The answer is a single number: how many lines hold the string "screenshot".

— Start of Raw records —

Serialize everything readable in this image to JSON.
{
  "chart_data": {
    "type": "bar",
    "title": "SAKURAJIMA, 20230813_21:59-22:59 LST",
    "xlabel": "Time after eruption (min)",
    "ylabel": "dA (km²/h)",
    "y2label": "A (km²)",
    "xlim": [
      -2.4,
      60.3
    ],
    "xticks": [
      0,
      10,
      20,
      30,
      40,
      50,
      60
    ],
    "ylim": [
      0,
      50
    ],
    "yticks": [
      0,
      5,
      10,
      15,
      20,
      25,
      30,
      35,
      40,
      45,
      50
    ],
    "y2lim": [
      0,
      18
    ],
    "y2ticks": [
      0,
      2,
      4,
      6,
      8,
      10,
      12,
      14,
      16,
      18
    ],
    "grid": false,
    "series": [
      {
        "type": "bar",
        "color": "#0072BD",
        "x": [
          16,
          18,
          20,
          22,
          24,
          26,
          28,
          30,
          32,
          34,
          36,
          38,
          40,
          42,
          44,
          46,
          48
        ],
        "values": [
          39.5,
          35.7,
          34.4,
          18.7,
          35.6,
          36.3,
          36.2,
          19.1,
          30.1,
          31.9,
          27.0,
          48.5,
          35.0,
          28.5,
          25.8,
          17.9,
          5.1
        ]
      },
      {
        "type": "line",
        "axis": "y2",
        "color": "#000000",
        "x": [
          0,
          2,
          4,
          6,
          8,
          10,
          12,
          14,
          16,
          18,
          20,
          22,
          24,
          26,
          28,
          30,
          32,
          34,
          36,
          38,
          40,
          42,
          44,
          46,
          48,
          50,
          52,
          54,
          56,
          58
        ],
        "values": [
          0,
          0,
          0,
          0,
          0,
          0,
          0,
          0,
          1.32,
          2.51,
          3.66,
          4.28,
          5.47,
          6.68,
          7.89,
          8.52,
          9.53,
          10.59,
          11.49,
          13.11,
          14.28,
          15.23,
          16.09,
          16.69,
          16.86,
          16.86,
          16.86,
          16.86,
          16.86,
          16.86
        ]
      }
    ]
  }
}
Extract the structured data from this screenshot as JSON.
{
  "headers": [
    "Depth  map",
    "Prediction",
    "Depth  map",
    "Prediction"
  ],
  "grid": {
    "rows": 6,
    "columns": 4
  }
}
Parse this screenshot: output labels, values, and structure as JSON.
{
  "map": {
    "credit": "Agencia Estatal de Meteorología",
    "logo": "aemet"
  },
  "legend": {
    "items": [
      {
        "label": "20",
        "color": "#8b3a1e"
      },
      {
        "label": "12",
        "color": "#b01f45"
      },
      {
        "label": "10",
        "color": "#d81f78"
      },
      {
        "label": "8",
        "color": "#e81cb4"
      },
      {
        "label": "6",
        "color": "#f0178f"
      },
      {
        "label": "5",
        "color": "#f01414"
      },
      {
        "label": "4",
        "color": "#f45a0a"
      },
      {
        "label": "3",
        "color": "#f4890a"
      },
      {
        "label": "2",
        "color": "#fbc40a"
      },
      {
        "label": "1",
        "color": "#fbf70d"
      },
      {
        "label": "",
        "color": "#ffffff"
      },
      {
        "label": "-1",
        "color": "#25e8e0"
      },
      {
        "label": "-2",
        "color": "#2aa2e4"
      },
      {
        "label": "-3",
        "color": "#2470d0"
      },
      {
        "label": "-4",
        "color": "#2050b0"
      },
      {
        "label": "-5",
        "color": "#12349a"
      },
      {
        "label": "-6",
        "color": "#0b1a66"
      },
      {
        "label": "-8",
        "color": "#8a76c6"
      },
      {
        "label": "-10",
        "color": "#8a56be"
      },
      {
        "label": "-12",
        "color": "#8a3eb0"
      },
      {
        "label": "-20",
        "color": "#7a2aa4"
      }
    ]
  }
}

— End of Raw records —

§ Answer below: 2